▶ **Stated goal**: Scan the data. Collect each line that contains the word "true".

[Part of a data file]
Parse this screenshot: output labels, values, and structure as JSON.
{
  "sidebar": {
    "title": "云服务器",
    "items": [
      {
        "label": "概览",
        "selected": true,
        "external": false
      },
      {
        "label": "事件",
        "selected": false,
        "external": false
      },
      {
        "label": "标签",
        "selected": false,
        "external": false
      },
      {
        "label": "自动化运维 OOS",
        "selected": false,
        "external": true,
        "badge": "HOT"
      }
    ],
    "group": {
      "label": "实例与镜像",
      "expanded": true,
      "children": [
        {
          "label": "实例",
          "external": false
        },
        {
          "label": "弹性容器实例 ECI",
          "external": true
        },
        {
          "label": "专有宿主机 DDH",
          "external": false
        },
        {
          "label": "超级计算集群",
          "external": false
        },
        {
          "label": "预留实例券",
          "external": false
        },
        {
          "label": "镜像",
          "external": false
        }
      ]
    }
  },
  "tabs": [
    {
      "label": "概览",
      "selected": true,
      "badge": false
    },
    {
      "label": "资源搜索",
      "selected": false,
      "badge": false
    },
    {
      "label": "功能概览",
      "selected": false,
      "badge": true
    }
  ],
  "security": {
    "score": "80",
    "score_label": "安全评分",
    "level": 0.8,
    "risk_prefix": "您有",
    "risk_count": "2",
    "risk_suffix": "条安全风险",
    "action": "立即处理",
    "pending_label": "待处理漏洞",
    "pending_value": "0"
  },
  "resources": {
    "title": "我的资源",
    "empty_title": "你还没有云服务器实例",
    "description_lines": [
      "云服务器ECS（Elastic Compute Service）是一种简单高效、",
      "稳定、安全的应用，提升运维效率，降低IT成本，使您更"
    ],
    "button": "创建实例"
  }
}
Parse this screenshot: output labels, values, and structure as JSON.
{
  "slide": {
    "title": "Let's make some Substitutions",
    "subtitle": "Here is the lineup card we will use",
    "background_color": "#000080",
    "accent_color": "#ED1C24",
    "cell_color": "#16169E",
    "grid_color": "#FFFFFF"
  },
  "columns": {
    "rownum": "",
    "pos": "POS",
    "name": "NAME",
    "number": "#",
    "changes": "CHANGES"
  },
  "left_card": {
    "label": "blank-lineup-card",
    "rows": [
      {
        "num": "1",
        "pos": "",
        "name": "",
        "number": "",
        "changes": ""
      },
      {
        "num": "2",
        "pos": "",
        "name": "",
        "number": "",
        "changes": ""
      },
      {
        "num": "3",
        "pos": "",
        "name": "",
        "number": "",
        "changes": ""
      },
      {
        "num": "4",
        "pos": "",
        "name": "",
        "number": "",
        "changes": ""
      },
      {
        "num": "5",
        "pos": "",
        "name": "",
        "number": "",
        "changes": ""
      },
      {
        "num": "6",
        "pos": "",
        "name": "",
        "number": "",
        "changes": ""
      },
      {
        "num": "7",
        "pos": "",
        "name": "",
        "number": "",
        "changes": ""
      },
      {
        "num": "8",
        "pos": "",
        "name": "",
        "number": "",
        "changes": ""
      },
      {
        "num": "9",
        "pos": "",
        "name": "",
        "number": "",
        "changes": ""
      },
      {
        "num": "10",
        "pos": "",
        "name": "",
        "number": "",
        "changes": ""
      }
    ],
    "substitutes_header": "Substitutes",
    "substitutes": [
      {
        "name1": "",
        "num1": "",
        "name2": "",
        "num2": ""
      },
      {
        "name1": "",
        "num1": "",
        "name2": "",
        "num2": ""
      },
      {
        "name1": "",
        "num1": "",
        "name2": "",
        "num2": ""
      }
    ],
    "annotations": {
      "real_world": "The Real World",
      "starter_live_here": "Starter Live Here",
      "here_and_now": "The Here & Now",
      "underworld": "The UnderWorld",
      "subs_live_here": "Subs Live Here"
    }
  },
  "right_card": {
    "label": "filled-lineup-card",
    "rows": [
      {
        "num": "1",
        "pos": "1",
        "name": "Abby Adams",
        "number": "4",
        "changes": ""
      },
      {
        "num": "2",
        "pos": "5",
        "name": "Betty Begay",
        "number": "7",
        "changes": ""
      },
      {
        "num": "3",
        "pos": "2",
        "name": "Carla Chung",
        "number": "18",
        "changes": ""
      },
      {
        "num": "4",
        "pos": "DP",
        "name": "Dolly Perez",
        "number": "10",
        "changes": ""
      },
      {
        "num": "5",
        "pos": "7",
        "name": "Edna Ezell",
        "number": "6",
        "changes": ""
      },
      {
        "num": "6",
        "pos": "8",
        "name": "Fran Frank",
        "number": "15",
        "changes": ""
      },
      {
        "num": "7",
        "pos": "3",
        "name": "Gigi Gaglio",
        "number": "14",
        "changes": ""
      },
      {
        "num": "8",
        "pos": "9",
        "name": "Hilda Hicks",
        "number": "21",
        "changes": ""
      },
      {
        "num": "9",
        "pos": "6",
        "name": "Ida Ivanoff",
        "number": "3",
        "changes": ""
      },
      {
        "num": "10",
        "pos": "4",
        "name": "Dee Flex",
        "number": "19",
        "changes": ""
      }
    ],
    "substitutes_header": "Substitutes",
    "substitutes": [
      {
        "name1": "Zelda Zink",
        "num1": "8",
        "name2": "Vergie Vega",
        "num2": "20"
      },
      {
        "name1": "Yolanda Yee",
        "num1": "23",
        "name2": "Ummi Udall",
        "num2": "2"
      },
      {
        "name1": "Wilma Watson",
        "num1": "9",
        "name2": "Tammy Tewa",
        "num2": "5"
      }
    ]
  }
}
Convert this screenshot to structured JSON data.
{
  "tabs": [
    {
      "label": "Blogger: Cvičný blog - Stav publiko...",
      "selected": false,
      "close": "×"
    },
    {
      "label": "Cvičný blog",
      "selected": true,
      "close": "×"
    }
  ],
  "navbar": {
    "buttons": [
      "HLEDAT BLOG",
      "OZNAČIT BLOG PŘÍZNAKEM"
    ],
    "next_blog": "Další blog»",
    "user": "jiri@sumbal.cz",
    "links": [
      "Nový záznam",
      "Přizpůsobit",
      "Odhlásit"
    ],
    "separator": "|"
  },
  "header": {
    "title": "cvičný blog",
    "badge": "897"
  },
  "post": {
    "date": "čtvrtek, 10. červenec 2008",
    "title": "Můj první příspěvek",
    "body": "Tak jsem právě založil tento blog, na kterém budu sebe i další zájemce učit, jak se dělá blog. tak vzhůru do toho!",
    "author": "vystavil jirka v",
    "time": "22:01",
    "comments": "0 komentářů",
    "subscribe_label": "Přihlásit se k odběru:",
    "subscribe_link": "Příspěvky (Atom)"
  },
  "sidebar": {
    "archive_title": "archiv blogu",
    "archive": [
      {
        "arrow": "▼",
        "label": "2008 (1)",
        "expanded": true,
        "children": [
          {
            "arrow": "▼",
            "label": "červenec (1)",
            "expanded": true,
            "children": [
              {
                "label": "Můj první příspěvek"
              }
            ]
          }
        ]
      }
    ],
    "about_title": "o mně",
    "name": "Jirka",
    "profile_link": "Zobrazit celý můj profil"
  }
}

▶ **Answer in full**:
        "selected": true,
        "external": true,
      "expanded": true,
          "external": true
      "selected": true,
      "badge": true
      "selected": true,
        "expanded": true,
            "expanded": true,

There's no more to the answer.